[start of INPUT ROWS]

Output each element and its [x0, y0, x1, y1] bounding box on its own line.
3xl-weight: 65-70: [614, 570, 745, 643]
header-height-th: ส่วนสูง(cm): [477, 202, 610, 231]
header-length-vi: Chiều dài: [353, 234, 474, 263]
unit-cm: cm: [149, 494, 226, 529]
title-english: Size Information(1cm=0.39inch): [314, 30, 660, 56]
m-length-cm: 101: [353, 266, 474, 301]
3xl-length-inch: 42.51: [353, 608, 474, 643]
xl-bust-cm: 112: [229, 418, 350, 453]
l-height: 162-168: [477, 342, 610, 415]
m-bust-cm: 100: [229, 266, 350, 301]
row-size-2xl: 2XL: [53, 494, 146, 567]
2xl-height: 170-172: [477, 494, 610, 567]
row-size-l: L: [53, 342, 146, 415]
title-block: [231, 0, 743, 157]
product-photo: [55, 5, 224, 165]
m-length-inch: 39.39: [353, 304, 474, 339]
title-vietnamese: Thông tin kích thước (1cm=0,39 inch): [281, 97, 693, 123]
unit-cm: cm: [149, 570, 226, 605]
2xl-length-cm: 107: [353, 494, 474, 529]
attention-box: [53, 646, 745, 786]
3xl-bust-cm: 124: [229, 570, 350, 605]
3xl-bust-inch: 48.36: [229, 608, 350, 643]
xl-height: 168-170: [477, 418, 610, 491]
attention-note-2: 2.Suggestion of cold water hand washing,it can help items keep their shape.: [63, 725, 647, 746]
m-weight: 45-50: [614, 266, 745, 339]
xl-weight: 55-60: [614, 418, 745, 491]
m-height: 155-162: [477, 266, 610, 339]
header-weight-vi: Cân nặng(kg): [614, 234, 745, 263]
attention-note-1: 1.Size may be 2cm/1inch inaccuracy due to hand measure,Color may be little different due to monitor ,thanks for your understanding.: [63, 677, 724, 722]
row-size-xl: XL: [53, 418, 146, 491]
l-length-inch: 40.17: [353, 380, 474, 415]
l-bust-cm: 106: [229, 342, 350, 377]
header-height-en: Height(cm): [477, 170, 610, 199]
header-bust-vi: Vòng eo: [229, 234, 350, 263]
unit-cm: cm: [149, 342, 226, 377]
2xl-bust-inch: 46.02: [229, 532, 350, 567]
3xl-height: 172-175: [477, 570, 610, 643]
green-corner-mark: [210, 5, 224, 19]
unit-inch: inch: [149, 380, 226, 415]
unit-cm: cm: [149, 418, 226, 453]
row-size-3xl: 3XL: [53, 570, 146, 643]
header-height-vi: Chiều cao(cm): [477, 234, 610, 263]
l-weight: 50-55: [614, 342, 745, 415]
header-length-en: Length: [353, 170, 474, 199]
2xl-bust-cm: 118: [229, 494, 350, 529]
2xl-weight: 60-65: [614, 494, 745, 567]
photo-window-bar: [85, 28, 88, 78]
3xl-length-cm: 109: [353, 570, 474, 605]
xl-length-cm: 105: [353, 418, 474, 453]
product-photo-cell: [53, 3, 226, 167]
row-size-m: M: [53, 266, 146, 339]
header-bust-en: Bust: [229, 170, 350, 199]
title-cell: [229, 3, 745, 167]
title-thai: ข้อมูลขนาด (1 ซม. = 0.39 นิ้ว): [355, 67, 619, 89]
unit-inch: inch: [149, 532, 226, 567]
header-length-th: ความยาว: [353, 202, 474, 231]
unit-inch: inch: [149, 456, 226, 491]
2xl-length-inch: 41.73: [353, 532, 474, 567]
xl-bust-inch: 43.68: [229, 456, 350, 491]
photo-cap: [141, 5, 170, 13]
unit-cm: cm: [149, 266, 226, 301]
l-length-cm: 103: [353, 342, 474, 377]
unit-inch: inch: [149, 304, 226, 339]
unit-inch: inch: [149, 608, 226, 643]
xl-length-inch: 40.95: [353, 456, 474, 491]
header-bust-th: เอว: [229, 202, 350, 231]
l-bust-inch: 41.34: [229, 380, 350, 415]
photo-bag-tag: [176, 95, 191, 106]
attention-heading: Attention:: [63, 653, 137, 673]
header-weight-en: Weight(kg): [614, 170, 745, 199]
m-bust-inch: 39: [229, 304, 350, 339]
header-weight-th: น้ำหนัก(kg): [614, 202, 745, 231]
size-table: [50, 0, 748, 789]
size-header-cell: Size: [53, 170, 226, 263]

[end of INPUT ROWS]

Please arrange every line of the listing above as a Markdown table with two columns, No. and Line, and leave out any blank lines.

| No. | Line |
|---|---|
| 1 | Output each element and its [x0, y0, x1, y1] bounding box on its own line. |
| 2 | 3xl-weight: 65-70: [614, 570, 745, 643] |
| 3 | header-height-th: ส่วนสูง(cm): [477, 202, 610, 231] |
| 4 | header-length-vi: Chiều dài: [353, 234, 474, 263] |
| 5 | unit-cm: cm: [149, 494, 226, 529] |
| 6 | title-english: Size Information(1cm=0.39inch): [314, 30, 660, 56] |
| 7 | m-length-cm: 101: [353, 266, 474, 301] |
| 8 | 3xl-length-inch: 42.51: [353, 608, 474, 643] |
| 9 | xl-bust-cm: 112: [229, 418, 350, 453] |
| 10 | l-height: 162-168: [477, 342, 610, 415] |
| 11 | m-bust-cm: 100: [229, 266, 350, 301] |
| 12 | row-size-2xl: 2XL: [53, 494, 146, 567] |
| 13 | 2xl-height: 170-172: [477, 494, 610, 567] |
| 14 | row-size-l: L: [53, 342, 146, 415] |
| 15 | title-block: [231, 0, 743, 157] |
| 16 | product-photo: [55, 5, 224, 165] |
| 17 | m-length-inch: 39.39: [353, 304, 474, 339] |
| 18 | title-vietnamese: Thông tin kích thước (1cm=0,39 inch): [281, 97, 693, 123] |
| 19 | unit-cm: cm: [149, 570, 226, 605] |
| 20 | 2xl-length-cm: 107: [353, 494, 474, 529] |
| 21 | attention-box: [53, 646, 745, 786] |
| 22 | 3xl-bust-cm: 124: [229, 570, 350, 605] |
| 23 | 3xl-bust-inch: 48.36: [229, 608, 350, 643] |
| 24 | xl-height: 168-170: [477, 418, 610, 491] |
| 25 | attention-note-2: 2.Suggestion of cold water hand washing,it can help items keep their shape.: [63, 725, 647, 746] |
| 26 | m-weight: 45-50: [614, 266, 745, 339] |
| 27 | xl-weight: 55-60: [614, 418, 745, 491] |
| 28 | m-height: 155-162: [477, 266, 610, 339] |
| 29 | header-weight-vi: Cân nặng(kg): [614, 234, 745, 263] |
| 30 | attention-note-1: 1.Size may be 2cm/1inch inaccuracy due to hand measure,Color may be little different due to monitor ,thanks for your understanding.: [63, 677, 724, 722] |
| 31 | row-size-xl: XL: [53, 418, 146, 491] |
| 32 | l-length-inch: 40.17: [353, 380, 474, 415] |
| 33 | l-bust-cm: 106: [229, 342, 350, 377] |
| 34 | header-height-en: Height(cm): [477, 170, 610, 199] |
| 35 | header-bust-vi: Vòng eo: [229, 234, 350, 263] |
| 36 | unit-cm: cm: [149, 342, 226, 377] |
| 37 | 2xl-bust-inch: 46.02: [229, 532, 350, 567] |
| 38 | 3xl-height: 172-175: [477, 570, 610, 643] |
| 39 | green-corner-mark: [210, 5, 224, 19] |
| 40 | unit-inch: inch: [149, 380, 226, 415] |
| 41 | unit-cm: cm: [149, 418, 226, 453] |
| 42 | row-size-3xl: 3XL: [53, 570, 146, 643] |
| 43 | header-height-vi: Chiều cao(cm): [477, 234, 610, 263] |
| 44 | l-weight: 50-55: [614, 342, 745, 415] |
| 45 | header-length-en: Length: [353, 170, 474, 199] |
| 46 | 2xl-bust-cm: 118: [229, 494, 350, 529] |
| 47 | 2xl-weight: 60-65: [614, 494, 745, 567] |
| 48 | photo-window-bar: [85, 28, 88, 78] |
| 49 | 3xl-length-cm: 109: [353, 570, 474, 605] |
| 50 | xl-length-cm: 105: [353, 418, 474, 453] |
| 51 | product-photo-cell: [53, 3, 226, 167] |
| 52 | row-size-m: M: [53, 266, 146, 339] |
| 53 | header-bust-en: Bust: [229, 170, 350, 199] |
| 54 | title-cell: [229, 3, 745, 167] |
| 55 | title-thai: ข้อมูลขนาด (1 ซม. = 0.39 นิ้ว): [355, 67, 619, 89] |
| 56 | unit-inch: inch: [149, 532, 226, 567] |
| 57 | header-length-th: ความยาว: [353, 202, 474, 231] |
| 58 | unit-inch: inch: [149, 456, 226, 491] |
| 59 | 2xl-length-inch: 41.73: [353, 532, 474, 567] |
| 60 | xl-bust-inch: 43.68: [229, 456, 350, 491] |
| 61 | photo-cap: [141, 5, 170, 13] |
| 62 | unit-cm: cm: [149, 266, 226, 301] |
| 63 | l-length-cm: 103: [353, 342, 474, 377] |
| 64 | unit-inch: inch: [149, 304, 226, 339] |
| 65 | unit-inch: inch: [149, 608, 226, 643] |
| 66 | xl-length-inch: 40.95: [353, 456, 474, 491] |
| 67 | header-bust-th: เอว: [229, 202, 350, 231] |
| 68 | l-bust-inch: 41.34: [229, 380, 350, 415] |
| 69 | photo-bag-tag: [176, 95, 191, 106] |
| 70 | attention-heading: Attention:: [63, 653, 137, 673] |
| 71 | header-weight-en: Weight(kg): [614, 170, 745, 199] |
| 72 | m-bust-inch: 39: [229, 304, 350, 339] |
| 73 | header-weight-th: น้ำหนัก(kg): [614, 202, 745, 231] |
| 74 | size-table: [50, 0, 748, 789] |
| 75 | size-header-cell: Size: [53, 170, 226, 263] |